─── Given records
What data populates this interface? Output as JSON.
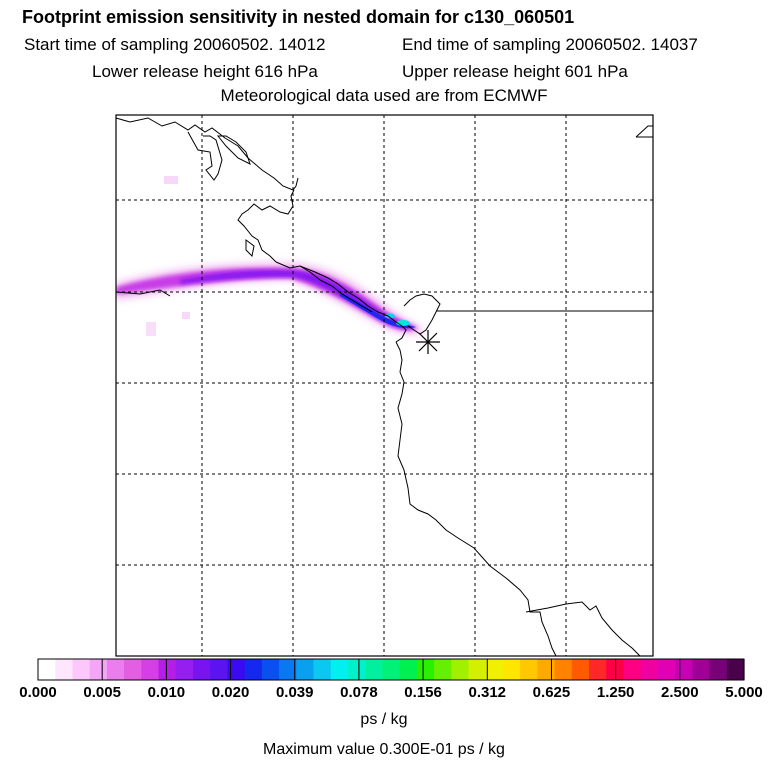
{
  "header": {
    "title": "Footprint emission sensitivity in nested domain for c130_060501",
    "start_time": "Start time of sampling 20060502. 14012",
    "end_time": "End time of sampling 20060502. 14037",
    "lower_release": "Lower release height  616 hPa",
    "upper_release": "Upper release height  601 hPa",
    "met_data": "Meteorological data used are from ECMWF"
  },
  "colorbar": {
    "colors": [
      "#ffffff",
      "#ffe6ff",
      "#fcc8fc",
      "#f5a5f5",
      "#ec7dec",
      "#e25ee2",
      "#d63fe6",
      "#b41ee6",
      "#961ef0",
      "#7814f0",
      "#5a14f0",
      "#3c0af0",
      "#1428f0",
      "#0a50f0",
      "#0a78f0",
      "#0aa0f0",
      "#0ac8f0",
      "#00f0f0",
      "#00f0c8",
      "#00f0a0",
      "#00f078",
      "#00f050",
      "#28f000",
      "#64f000",
      "#a0f000",
      "#d2f000",
      "#f0f000",
      "#ffe600",
      "#ffc800",
      "#ffaa00",
      "#ff8200",
      "#ff5a00",
      "#ff2828",
      "#ff0046",
      "#ff0082",
      "#f000a0",
      "#e100b4",
      "#c800b4",
      "#a00096",
      "#780078",
      "#4b004b"
    ],
    "labels": [
      "0.000",
      "0.005",
      "0.010",
      "0.020",
      "0.039",
      "0.078",
      "0.156",
      "0.312",
      "0.625",
      "1.250",
      "2.500",
      "5.000"
    ],
    "unit": "ps / kg",
    "max_value": "Maximum value  0.300E-01 ps / kg"
  }
}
──────
## Goal
Quote the data above in full, leaving out the pictures it holds.

## Output of the exercise
What data populates this interface? Output as JSON.
{
  "header": {
    "title": "Footprint emission sensitivity in nested domain for c130_060501",
    "start_time": "Start time of sampling 20060502. 14012",
    "end_time": "End time of sampling 20060502. 14037",
    "lower_release": "Lower release height  616 hPa",
    "upper_release": "Upper release height  601 hPa",
    "met_data": "Meteorological data used are from ECMWF"
  },
  "colorbar": {
    "colors": [
      "#ffffff",
      "#ffe6ff",
      "#fcc8fc",
      "#f5a5f5",
      "#ec7dec",
      "#e25ee2",
      "#d63fe6",
      "#b41ee6",
      "#961ef0",
      "#7814f0",
      "#5a14f0",
      "#3c0af0",
      "#1428f0",
      "#0a50f0",
      "#0a78f0",
      "#0aa0f0",
      "#0ac8f0",
      "#00f0f0",
      "#00f0c8",
      "#00f0a0",
      "#00f078",
      "#00f050",
      "#28f000",
      "#64f000",
      "#a0f000",
      "#d2f000",
      "#f0f000",
      "#ffe600",
      "#ffc800",
      "#ffaa00",
      "#ff8200",
      "#ff5a00",
      "#ff2828",
      "#ff0046",
      "#ff0082",
      "#f000a0",
      "#e100b4",
      "#c800b4",
      "#a00096",
      "#780078",
      "#4b004b"
    ],
    "labels": [
      "0.000",
      "0.005",
      "0.010",
      "0.020",
      "0.039",
      "0.078",
      "0.156",
      "0.312",
      "0.625",
      "1.250",
      "2.500",
      "5.000"
    ],
    "unit": "ps / kg",
    "max_value": "Maximum value  0.300E-01 ps / kg"
  }
}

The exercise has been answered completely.